LISTED RECORDS:
■ ■ ■ ■ ■ ■ ■

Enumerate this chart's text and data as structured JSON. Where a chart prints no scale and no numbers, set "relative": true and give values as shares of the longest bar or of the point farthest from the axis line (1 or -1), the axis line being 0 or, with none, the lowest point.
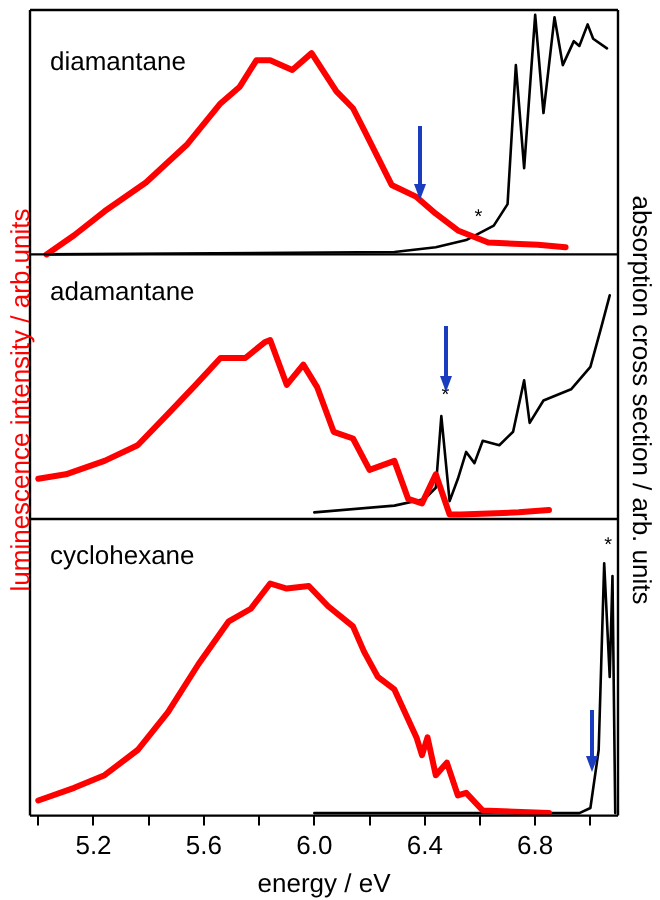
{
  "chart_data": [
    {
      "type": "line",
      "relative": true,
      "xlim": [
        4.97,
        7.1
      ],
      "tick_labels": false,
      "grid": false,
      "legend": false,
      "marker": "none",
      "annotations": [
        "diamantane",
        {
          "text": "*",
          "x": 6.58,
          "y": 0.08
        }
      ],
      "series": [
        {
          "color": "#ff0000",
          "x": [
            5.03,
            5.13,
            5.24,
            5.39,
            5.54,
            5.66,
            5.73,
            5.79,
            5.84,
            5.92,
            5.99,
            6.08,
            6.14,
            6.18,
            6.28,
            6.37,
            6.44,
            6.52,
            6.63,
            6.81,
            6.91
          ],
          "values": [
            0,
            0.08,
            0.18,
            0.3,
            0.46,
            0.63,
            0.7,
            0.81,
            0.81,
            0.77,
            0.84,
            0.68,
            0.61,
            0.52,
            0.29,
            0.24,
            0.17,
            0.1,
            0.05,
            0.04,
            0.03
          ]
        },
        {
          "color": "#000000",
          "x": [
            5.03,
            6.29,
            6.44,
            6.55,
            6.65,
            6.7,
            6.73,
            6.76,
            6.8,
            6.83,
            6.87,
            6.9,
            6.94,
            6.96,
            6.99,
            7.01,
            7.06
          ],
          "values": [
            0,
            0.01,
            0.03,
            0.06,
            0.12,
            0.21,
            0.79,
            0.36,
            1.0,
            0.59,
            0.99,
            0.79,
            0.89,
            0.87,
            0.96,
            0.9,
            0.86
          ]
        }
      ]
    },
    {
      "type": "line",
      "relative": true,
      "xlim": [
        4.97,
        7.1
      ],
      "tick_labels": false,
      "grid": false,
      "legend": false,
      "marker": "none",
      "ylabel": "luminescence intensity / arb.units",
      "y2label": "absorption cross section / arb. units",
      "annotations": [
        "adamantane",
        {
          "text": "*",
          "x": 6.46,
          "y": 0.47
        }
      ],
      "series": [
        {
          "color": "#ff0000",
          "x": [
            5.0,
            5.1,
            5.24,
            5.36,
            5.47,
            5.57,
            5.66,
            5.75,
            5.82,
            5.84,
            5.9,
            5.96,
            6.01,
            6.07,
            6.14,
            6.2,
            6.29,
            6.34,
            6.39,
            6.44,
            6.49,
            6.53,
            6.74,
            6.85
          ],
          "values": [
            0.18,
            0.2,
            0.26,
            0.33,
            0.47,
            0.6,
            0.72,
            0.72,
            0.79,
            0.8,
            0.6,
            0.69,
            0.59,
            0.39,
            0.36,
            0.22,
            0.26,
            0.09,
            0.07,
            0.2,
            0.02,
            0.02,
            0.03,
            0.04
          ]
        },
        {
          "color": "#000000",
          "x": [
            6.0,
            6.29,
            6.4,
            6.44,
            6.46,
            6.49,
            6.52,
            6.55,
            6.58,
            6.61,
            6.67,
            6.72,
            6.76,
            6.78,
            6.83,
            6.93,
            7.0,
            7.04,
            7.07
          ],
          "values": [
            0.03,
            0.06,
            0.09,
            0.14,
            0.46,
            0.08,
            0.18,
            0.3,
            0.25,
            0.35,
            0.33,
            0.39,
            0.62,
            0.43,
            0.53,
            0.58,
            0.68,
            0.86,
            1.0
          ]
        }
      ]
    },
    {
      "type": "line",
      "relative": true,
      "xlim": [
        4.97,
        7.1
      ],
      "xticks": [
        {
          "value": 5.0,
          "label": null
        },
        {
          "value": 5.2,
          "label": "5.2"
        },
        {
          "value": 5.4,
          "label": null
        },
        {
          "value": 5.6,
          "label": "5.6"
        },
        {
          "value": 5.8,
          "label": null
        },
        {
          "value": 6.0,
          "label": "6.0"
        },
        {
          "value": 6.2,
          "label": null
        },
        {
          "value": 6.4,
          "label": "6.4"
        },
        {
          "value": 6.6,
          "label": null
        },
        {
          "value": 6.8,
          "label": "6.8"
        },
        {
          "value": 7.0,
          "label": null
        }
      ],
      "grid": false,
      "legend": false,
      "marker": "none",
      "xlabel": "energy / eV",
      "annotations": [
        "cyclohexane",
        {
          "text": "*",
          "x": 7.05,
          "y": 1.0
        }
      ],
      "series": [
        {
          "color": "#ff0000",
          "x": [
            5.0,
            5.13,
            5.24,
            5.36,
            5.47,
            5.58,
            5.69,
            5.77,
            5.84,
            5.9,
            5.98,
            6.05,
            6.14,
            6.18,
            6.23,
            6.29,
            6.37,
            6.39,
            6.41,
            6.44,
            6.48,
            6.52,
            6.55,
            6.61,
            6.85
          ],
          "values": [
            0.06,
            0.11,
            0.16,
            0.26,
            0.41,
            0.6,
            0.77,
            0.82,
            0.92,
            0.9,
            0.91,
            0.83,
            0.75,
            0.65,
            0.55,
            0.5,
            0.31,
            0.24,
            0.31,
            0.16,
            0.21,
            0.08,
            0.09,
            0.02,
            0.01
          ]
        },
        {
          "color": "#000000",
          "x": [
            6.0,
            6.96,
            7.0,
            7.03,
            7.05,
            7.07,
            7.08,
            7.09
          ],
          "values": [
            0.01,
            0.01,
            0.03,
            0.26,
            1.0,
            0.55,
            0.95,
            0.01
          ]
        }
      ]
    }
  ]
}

■ ■ ■ ■ ■ ■ ■

GIVEN INSTRUCTION:
Repeat each line of the records above exactly, but do not copy the pictures.

THE RESULT:
Enumerate this chart's text and data as structured JSON. Where a chart prints no scale and no numbers, set "relative": true and give values as shares of the longest bar or of the point farthest from the axis line (1 or -1), the axis line being 0 or, with none, the lowest point.
{
  "chart_data": [
    {
      "type": "line",
      "relative": true,
      "xlim": [
        4.97,
        7.1
      ],
      "tick_labels": false,
      "grid": false,
      "legend": false,
      "marker": "none",
      "annotations": [
        "diamantane",
        {
          "text": "*",
          "x": 6.58,
          "y": 0.08
        }
      ],
      "series": [
        {
          "color": "#ff0000",
          "x": [
            5.03,
            5.13,
            5.24,
            5.39,
            5.54,
            5.66,
            5.73,
            5.79,
            5.84,
            5.92,
            5.99,
            6.08,
            6.14,
            6.18,
            6.28,
            6.37,
            6.44,
            6.52,
            6.63,
            6.81,
            6.91
          ],
          "values": [
            0,
            0.08,
            0.18,
            0.3,
            0.46,
            0.63,
            0.7,
            0.81,
            0.81,
            0.77,
            0.84,
            0.68,
            0.61,
            0.52,
            0.29,
            0.24,
            0.17,
            0.1,
            0.05,
            0.04,
            0.03
          ]
        },
        {
          "color": "#000000",
          "x": [
            5.03,
            6.29,
            6.44,
            6.55,
            6.65,
            6.7,
            6.73,
            6.76,
            6.8,
            6.83,
            6.87,
            6.9,
            6.94,
            6.96,
            6.99,
            7.01,
            7.06
          ],
          "values": [
            0,
            0.01,
            0.03,
            0.06,
            0.12,
            0.21,
            0.79,
            0.36,
            1.0,
            0.59,
            0.99,
            0.79,
            0.89,
            0.87,
            0.96,
            0.9,
            0.86
          ]
        }
      ]
    },
    {
      "type": "line",
      "relative": true,
      "xlim": [
        4.97,
        7.1
      ],
      "tick_labels": false,
      "grid": false,
      "legend": false,
      "marker": "none",
      "ylabel": "luminescence intensity / arb.units",
      "y2label": "absorption cross section / arb. units",
      "annotations": [
        "adamantane",
        {
          "text": "*",
          "x": 6.46,
          "y": 0.47
        }
      ],
      "series": [
        {
          "color": "#ff0000",
          "x": [
            5.0,
            5.1,
            5.24,
            5.36,
            5.47,
            5.57,
            5.66,
            5.75,
            5.82,
            5.84,
            5.9,
            5.96,
            6.01,
            6.07,
            6.14,
            6.2,
            6.29,
            6.34,
            6.39,
            6.44,
            6.49,
            6.53,
            6.74,
            6.85
          ],
          "values": [
            0.18,
            0.2,
            0.26,
            0.33,
            0.47,
            0.6,
            0.72,
            0.72,
            0.79,
            0.8,
            0.6,
            0.69,
            0.59,
            0.39,
            0.36,
            0.22,
            0.26,
            0.09,
            0.07,
            0.2,
            0.02,
            0.02,
            0.03,
            0.04
          ]
        },
        {
          "color": "#000000",
          "x": [
            6.0,
            6.29,
            6.4,
            6.44,
            6.46,
            6.49,
            6.52,
            6.55,
            6.58,
            6.61,
            6.67,
            6.72,
            6.76,
            6.78,
            6.83,
            6.93,
            7.0,
            7.04,
            7.07
          ],
          "values": [
            0.03,
            0.06,
            0.09,
            0.14,
            0.46,
            0.08,
            0.18,
            0.3,
            0.25,
            0.35,
            0.33,
            0.39,
            0.62,
            0.43,
            0.53,
            0.58,
            0.68,
            0.86,
            1.0
          ]
        }
      ]
    },
    {
      "type": "line",
      "relative": true,
      "xlim": [
        4.97,
        7.1
      ],
      "xticks": [
        {
          "value": 5.0,
          "label": null
        },
        {
          "value": 5.2,
          "label": "5.2"
        },
        {
          "value": 5.4,
          "label": null
        },
        {
          "value": 5.6,
          "label": "5.6"
        },
        {
          "value": 5.8,
          "label": null
        },
        {
          "value": 6.0,
          "label": "6.0"
        },
        {
          "value": 6.2,
          "label": null
        },
        {
          "value": 6.4,
          "label": "6.4"
        },
        {
          "value": 6.6,
          "label": null
        },
        {
          "value": 6.8,
          "label": "6.8"
        },
        {
          "value": 7.0,
          "label": null
        }
      ],
      "grid": false,
      "legend": false,
      "marker": "none",
      "xlabel": "energy / eV",
      "annotations": [
        "cyclohexane",
        {
          "text": "*",
          "x": 7.05,
          "y": 1.0
        }
      ],
      "series": [
        {
          "color": "#ff0000",
          "x": [
            5.0,
            5.13,
            5.24,
            5.36,
            5.47,
            5.58,
            5.69,
            5.77,
            5.84,
            5.9,
            5.98,
            6.05,
            6.14,
            6.18,
            6.23,
            6.29,
            6.37,
            6.39,
            6.41,
            6.44,
            6.48,
            6.52,
            6.55,
            6.61,
            6.85
          ],
          "values": [
            0.06,
            0.11,
            0.16,
            0.26,
            0.41,
            0.6,
            0.77,
            0.82,
            0.92,
            0.9,
            0.91,
            0.83,
            0.75,
            0.65,
            0.55,
            0.5,
            0.31,
            0.24,
            0.31,
            0.16,
            0.21,
            0.08,
            0.09,
            0.02,
            0.01
          ]
        },
        {
          "color": "#000000",
          "x": [
            6.0,
            6.96,
            7.0,
            7.03,
            7.05,
            7.07,
            7.08,
            7.09
          ],
          "values": [
            0.01,
            0.01,
            0.03,
            0.26,
            1.0,
            0.55,
            0.95,
            0.01
          ]
        }
      ]
    }
  ]
}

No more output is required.